Data lines
= = = = =
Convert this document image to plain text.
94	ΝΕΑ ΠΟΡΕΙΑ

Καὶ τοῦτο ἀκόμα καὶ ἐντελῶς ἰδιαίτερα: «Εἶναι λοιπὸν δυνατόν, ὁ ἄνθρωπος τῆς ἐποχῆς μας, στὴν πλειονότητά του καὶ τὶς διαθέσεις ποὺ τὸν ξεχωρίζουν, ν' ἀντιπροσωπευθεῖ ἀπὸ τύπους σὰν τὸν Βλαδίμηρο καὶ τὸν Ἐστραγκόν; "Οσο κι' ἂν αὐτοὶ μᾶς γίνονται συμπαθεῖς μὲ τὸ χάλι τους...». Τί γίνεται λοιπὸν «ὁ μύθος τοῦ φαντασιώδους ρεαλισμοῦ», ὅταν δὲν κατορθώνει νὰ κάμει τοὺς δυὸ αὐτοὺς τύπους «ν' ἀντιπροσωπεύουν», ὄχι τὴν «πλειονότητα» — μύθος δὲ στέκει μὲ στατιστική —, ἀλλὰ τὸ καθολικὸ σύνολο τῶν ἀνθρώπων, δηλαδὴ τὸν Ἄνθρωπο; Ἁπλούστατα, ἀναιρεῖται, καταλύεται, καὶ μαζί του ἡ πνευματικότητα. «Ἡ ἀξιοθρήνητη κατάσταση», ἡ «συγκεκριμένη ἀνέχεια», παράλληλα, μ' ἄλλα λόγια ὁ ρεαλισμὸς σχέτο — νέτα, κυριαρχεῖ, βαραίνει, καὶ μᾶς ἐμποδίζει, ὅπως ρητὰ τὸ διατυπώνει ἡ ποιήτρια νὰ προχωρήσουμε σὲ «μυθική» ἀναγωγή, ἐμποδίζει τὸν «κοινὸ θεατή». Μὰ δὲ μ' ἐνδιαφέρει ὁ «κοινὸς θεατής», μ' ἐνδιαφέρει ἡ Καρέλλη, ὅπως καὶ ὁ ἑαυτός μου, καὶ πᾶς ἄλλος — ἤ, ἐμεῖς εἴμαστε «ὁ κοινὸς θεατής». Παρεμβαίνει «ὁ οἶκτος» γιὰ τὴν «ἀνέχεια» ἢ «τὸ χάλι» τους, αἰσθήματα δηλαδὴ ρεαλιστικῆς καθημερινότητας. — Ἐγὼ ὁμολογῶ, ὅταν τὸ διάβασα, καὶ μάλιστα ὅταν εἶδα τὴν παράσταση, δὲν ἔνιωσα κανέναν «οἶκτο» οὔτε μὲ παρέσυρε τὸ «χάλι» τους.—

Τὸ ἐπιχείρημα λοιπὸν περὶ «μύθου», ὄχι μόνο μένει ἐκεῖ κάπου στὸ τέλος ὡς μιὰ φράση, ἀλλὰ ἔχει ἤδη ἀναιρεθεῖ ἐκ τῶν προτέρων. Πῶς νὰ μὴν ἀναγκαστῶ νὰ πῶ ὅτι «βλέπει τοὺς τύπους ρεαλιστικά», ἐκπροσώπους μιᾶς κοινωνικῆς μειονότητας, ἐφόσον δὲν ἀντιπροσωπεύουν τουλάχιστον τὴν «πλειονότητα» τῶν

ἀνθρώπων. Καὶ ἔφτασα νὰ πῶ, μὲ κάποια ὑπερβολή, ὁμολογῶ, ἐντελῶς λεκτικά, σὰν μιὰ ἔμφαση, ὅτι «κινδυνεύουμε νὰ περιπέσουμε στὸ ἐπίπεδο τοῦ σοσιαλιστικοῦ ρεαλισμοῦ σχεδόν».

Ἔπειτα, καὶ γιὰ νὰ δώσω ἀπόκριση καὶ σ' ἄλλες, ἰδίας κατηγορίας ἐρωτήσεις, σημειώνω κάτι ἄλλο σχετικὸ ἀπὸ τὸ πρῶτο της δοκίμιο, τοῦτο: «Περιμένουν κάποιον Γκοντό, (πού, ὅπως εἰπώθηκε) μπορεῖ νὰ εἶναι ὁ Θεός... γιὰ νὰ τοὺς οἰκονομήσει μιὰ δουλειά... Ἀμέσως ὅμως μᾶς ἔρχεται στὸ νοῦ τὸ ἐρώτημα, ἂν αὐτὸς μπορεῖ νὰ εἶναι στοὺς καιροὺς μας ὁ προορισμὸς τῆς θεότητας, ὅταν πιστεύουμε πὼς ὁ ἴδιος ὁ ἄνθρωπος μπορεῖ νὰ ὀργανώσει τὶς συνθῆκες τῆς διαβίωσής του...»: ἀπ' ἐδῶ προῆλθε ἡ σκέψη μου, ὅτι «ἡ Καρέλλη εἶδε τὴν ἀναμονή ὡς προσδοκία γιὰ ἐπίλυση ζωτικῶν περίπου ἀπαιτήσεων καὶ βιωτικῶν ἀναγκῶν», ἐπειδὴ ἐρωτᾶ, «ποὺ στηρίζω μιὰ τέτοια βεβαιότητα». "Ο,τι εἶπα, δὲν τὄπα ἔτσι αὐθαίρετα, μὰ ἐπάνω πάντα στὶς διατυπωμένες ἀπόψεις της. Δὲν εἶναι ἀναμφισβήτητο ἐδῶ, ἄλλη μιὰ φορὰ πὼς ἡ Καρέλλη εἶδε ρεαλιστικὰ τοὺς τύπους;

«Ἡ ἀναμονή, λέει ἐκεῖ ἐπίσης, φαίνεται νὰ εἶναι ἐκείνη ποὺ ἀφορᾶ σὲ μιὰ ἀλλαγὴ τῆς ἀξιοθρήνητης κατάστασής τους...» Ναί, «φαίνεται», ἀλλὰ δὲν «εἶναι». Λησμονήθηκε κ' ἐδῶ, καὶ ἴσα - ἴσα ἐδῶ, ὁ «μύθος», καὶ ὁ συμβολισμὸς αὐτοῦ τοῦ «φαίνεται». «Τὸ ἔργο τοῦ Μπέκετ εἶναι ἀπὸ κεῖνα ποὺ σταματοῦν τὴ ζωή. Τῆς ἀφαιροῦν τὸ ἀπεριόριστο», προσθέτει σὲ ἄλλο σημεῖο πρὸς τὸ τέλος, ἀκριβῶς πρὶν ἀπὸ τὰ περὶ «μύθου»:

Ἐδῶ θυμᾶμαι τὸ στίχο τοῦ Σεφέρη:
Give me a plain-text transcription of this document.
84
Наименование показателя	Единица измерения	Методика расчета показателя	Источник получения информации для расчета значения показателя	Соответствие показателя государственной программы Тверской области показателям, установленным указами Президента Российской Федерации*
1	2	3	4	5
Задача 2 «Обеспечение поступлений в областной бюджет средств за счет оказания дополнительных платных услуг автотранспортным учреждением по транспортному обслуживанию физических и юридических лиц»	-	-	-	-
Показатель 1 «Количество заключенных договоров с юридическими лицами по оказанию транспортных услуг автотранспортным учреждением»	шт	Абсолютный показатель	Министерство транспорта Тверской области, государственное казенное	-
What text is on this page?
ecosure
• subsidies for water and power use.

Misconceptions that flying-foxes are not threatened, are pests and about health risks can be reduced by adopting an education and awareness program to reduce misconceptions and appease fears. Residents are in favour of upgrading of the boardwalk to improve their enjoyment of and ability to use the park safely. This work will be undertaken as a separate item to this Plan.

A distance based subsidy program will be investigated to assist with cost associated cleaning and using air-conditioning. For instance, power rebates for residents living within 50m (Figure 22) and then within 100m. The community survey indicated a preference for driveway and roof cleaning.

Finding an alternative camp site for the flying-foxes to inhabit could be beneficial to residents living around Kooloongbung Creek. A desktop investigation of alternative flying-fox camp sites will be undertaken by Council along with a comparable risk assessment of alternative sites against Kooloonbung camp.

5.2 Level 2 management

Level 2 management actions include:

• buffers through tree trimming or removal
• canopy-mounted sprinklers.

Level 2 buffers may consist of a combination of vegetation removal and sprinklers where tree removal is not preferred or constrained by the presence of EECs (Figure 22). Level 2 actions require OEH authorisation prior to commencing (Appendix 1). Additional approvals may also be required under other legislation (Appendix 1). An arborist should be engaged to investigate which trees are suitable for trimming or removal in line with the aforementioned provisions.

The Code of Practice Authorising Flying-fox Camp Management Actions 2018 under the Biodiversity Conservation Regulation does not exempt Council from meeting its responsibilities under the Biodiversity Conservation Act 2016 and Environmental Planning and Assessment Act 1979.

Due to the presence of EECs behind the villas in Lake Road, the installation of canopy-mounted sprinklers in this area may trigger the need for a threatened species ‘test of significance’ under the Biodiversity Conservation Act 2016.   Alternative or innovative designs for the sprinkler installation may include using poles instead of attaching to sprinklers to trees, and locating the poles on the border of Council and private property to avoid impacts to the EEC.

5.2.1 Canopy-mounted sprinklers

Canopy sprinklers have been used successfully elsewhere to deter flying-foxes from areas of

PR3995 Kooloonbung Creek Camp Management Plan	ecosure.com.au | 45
= = = = =
Stated task
The lines to collect are those holding the string "text"; copy them all.

Worked solution
Convert this document image to plain text.
Give me a plain-text transcription of this document.
What text is on this page?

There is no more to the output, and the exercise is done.